EXTRACT PROVIDED:
# # # # # # #

According to the estimates, 144 entities in the super sector will collectively contribute $7.1 million toward ASIC’s regulatory costs. The indicative minimum levy is $18,000 with a maximum threshold of $250,000.
The indicative levies are based on ASIC's budgeted regulatory costs outlined in ASIC’s draft Cost Recovery Implementation Statement (CRIS).
The indicative levies provided remain an estimate and the amounts are likely to change when ASIC’s actual regulatory costs are known in November.
Between July and September 2018, all organisations that ASIC regulates must log on to a new online ASIC portal to submit or validate their business activity metrics.
In June, ASIC will send a letter to the person listed as the ASIC contact for each organisation. This letter will contain a unique security key for the portal and detailed information on the process.
ASIC will use the information in these submissions to calculate final invoices, and in future years, generate estimated levy amounts for the entire regulated population. ASIC will publish its actual regulatory costs in November, along with population and business activity metric data provided by industry, which will enable entities to better estimate their individual levy.
More about indicative levies and industry funding can be found here.
Problems with Small Business Clearing House causing processing errors
The Australian Tax Office is working to fix the issues affecting their ability to process some contribution transaction request messages coming through the Small Business Superannuation Clearing House.

# # # # # # #

EXTRACTED DATA:
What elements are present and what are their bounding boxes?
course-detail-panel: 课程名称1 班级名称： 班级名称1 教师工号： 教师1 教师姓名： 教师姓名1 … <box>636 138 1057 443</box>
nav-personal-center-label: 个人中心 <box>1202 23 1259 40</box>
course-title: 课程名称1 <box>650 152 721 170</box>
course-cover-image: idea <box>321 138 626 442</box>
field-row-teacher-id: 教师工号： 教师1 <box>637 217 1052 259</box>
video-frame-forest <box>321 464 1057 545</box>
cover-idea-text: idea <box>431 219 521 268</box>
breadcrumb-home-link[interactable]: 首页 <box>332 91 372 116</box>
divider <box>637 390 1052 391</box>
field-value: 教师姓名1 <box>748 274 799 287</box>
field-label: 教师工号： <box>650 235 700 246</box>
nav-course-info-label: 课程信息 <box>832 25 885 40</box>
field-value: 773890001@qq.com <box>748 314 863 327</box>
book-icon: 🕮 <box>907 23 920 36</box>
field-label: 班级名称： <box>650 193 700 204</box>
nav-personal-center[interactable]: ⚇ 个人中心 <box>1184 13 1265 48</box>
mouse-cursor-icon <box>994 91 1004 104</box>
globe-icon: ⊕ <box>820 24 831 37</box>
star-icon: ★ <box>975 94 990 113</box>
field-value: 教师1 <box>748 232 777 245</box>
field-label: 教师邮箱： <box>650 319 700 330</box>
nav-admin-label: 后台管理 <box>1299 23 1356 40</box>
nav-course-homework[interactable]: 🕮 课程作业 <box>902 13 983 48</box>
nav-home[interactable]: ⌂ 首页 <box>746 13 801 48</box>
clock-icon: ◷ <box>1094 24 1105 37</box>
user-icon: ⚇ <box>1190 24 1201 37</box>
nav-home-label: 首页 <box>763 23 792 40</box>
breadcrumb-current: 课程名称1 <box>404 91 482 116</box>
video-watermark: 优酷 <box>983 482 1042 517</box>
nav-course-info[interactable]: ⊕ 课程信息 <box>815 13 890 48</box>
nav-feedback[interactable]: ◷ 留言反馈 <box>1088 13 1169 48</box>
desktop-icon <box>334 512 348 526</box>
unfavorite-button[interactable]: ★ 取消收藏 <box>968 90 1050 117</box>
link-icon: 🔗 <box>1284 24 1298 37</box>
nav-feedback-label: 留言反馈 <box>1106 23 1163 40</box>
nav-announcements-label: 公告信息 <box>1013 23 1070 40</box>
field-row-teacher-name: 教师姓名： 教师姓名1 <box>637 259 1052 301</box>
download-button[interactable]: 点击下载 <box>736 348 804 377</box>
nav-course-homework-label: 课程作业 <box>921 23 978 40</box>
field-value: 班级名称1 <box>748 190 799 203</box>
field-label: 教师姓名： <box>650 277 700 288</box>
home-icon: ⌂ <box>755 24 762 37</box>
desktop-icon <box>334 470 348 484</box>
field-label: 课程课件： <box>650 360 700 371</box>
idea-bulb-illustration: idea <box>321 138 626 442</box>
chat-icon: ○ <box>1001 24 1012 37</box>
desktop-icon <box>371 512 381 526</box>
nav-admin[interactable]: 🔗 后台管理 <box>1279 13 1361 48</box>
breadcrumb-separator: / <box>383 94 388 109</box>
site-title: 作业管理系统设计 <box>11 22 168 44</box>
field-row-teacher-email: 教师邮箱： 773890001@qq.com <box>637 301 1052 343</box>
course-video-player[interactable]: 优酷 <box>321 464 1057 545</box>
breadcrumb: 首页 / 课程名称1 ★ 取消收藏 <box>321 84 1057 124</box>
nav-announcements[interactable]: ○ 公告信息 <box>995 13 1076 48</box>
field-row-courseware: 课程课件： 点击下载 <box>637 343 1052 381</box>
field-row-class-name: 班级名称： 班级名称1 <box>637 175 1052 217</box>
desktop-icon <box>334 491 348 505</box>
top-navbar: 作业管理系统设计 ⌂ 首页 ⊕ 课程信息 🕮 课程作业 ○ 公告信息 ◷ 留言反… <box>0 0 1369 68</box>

# # # # # # #

TASK TO CARRY OUT: Write what comes next in the superannuation news piece about ASIC levies and the Small Business Superannuation Clearing House, starting right after its last sentence.

EXERCISE RESULT:
As a result, both the Australian Prudential Regulation Authority (APRA) and the Australian Tax Office acknowledge that 100% compliance with trustee obligations may not be possible – through no fault of funds.
While the applicable period for allocating a contribution to a member is three days, APRA has confirmed that where the trustee is unable to allocate this within three days the position outlined in APRA SuperStream FAQ 8 will apply. Issues currently being investigated by the ATO include payment mismatch errors and duplicate messages being sent to funds. The ATO has also experienced problems in sending Member Registration Requests (MRR) and Contribution Transaction Requests (CTRs).
While the ATO has been progressively trying to address these issues some funds have received money from the ATO but no corresponding data. The current status is that most issues have been resolved, but there has been considerable backlog of messages. An ongoing cause of concern is the reconciliation of rejected messages, backlogged messages and new messages, as well as the fact that funds have had to start returning monies from contributions that have been unable to be allocated, due to reaching the Corporations Act 30-day limit for dealing with monies received.
The ATO is continuing to meet daily with the Superannuation Response Group (including AIST) and are working closely with industry representatives to resolve the issue.
Funds with any concerns about meeting their obligations are advised to speak to their APRA supervisor.
ATO targets 80k to reconnect lost super
From today, the Australian Tax Office will be emailing 80,000 members of superannuation funds with information about unclaimed super.
This will be followed by 20,000 letters and SMS messages to go out on April 16.
Unclaimed super is paid to the ATO by super funds when they lose contact with their members. The ATO reports that they currently hold 3.75 billion dollars of unclaimed super belonging to over 5 million accounts.
Senate to examine big business’ commitment to corporate tax cut
A Senate Committee will examine a commitment made by the Business Council of Australia (BCA) wage and employment increases in the event of a reduction to the corporate tax rate.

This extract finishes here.